§ Problem description
Return every record below exactly as written, omitting any pictures.

## Start

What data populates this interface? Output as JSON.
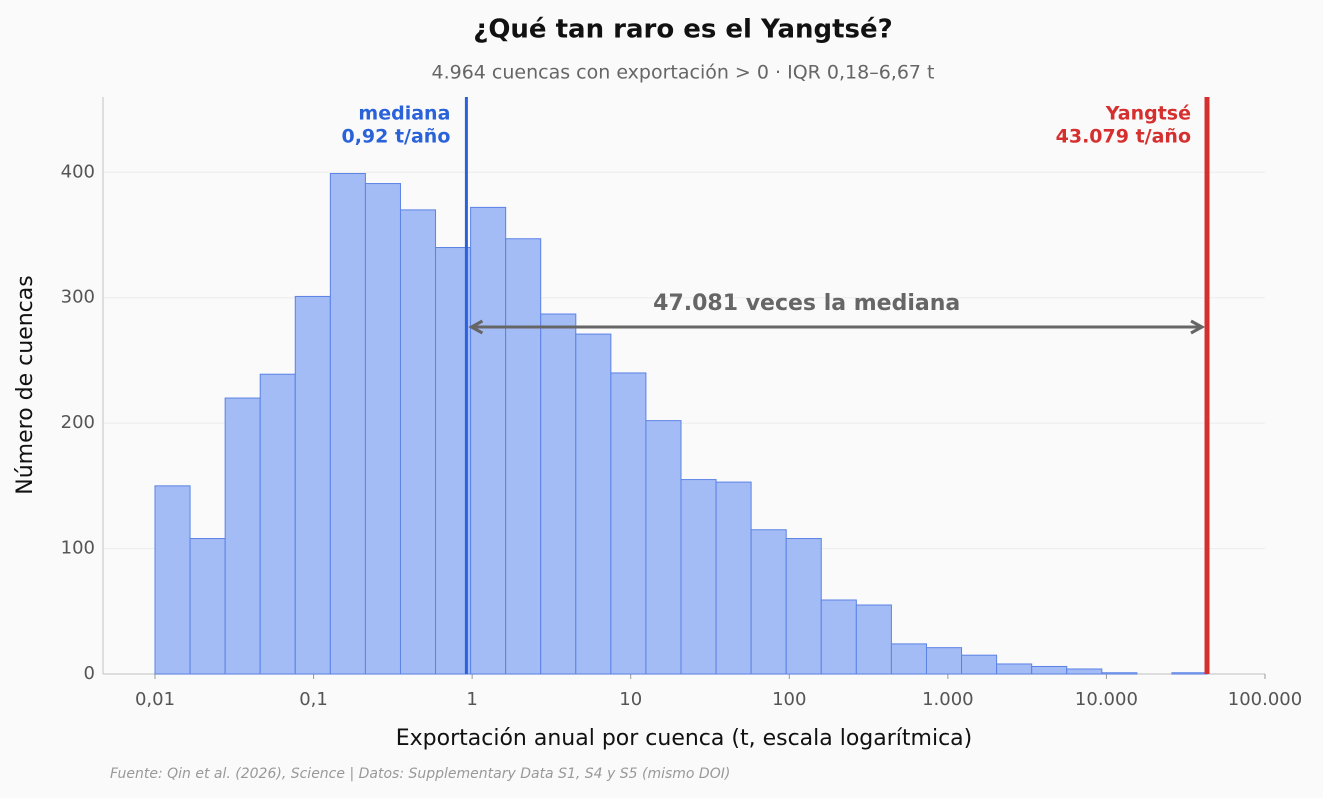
{
  "chart_data": {
    "type": "histogram",
    "title": "¿Qué tan raro es el Yangtsé?",
    "subtitle": "4.964 cuencas con exportación > 0 · IQR 0,18–6,67 t",
    "x_label": "Exportación anual por cuenca (t, escala logarítmica)",
    "y_label": "Número de cuencas",
    "source": "Fuente: Qin et al. (2026), Science | Datos: Supplementary Data S1, S4 y S5 (mismo DOI)",
    "x_log": true,
    "grid": true,
    "color": "#a4bcf5",
    "edge_color": "#5b82e6",
    "bins": [
      0.01,
      0.01664,
      0.02769,
      0.04607,
      0.07666,
      0.1276,
      0.2123,
      0.3532,
      0.5877,
      0.9779,
      1.627,
      2.707,
      4.505,
      7.496,
      12.47,
      20.76,
      34.54,
      57.46,
      95.63,
      159.1,
      264.8,
      440.6,
      733.2,
      1220,
      2030,
      3378,
      5620,
      9352,
      15560,
      25890,
      43080
    ],
    "values": [
      150,
      108,
      220,
      239,
      301,
      399,
      391,
      370,
      340,
      372,
      347,
      287,
      271,
      240,
      202,
      155,
      153,
      115,
      108,
      59,
      55,
      24,
      21,
      15,
      8,
      6,
      4,
      1,
      0,
      1
    ],
    "xlim": [
      0.0047,
      100000
    ],
    "xticks": [
      {
        "value": 0.01,
        "label": "0,01"
      },
      {
        "value": 0.1,
        "label": "0,1"
      },
      1,
      10,
      100,
      {
        "value": 1000,
        "label": "1.000"
      },
      {
        "value": 10000,
        "label": "10.000"
      },
      {
        "value": 100000,
        "label": "100.000"
      }
    ],
    "ylim": [
      0,
      460
    ],
    "yticks": [
      0,
      100,
      200,
      300,
      400
    ],
    "annotations": {
      "median": {
        "label": "mediana",
        "value": 0.92,
        "value_label": "0,92 t/año",
        "color": "#2a62d9"
      },
      "yangtze": {
        "label": "Yangtsé",
        "value": 43079,
        "value_label": "43.079 t/año",
        "color": "#d62f2f"
      },
      "ratio": {
        "label": "47.081 veces la mediana",
        "color": "#666666"
      }
    }
  }
}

## End

§ Worked answer
What data populates this interface? Output as JSON.
{
  "chart_data": {
    "type": "histogram",
    "title": "¿Qué tan raro es el Yangtsé?",
    "subtitle": "4.964 cuencas con exportación > 0 · IQR 0,18–6,67 t",
    "x_label": "Exportación anual por cuenca (t, escala logarítmica)",
    "y_label": "Número de cuencas",
    "source": "Fuente: Qin et al. (2026), Science | Datos: Supplementary Data S1, S4 y S5 (mismo DOI)",
    "x_log": true,
    "grid": true,
    "color": "#a4bcf5",
    "edge_color": "#5b82e6",
    "bins": [
      0.01,
      0.01664,
      0.02769,
      0.04607,
      0.07666,
      0.1276,
      0.2123,
      0.3532,
      0.5877,
      0.9779,
      1.627,
      2.707,
      4.505,
      7.496,
      12.47,
      20.76,
      34.54,
      57.46,
      95.63,
      159.1,
      264.8,
      440.6,
      733.2,
      1220,
      2030,
      3378,
      5620,
      9352,
      15560,
      25890,
      43080
    ],
    "values": [
      150,
      108,
      220,
      239,
      301,
      399,
      391,
      370,
      340,
      372,
      347,
      287,
      271,
      240,
      202,
      155,
      153,
      115,
      108,
      59,
      55,
      24,
      21,
      15,
      8,
      6,
      4,
      1,
      0,
      1
    ],
    "xlim": [
      0.0047,
      100000
    ],
    "xticks": [
      {
        "value": 0.01,
        "label": "0,01"
      },
      {
        "value": 0.1,
        "label": "0,1"
      },
      1,
      10,
      100,
      {
        "value": 1000,
        "label": "1.000"
      },
      {
        "value": 10000,
        "label": "10.000"
      },
      {
        "value": 100000,
        "label": "100.000"
      }
    ],
    "ylim": [
      0,
      460
    ],
    "yticks": [
      0,
      100,
      200,
      300,
      400
    ],
    "annotations": {
      "median": {
        "label": "mediana",
        "value": 0.92,
        "value_label": "0,92 t/año",
        "color": "#2a62d9"
      },
      "yangtze": {
        "label": "Yangtsé",
        "value": 43079,
        "value_label": "43.079 t/año",
        "color": "#d62f2f"
      },
      "ratio": {
        "label": "47.081 veces la mediana",
        "color": "#666666"
      }
    }
  }
}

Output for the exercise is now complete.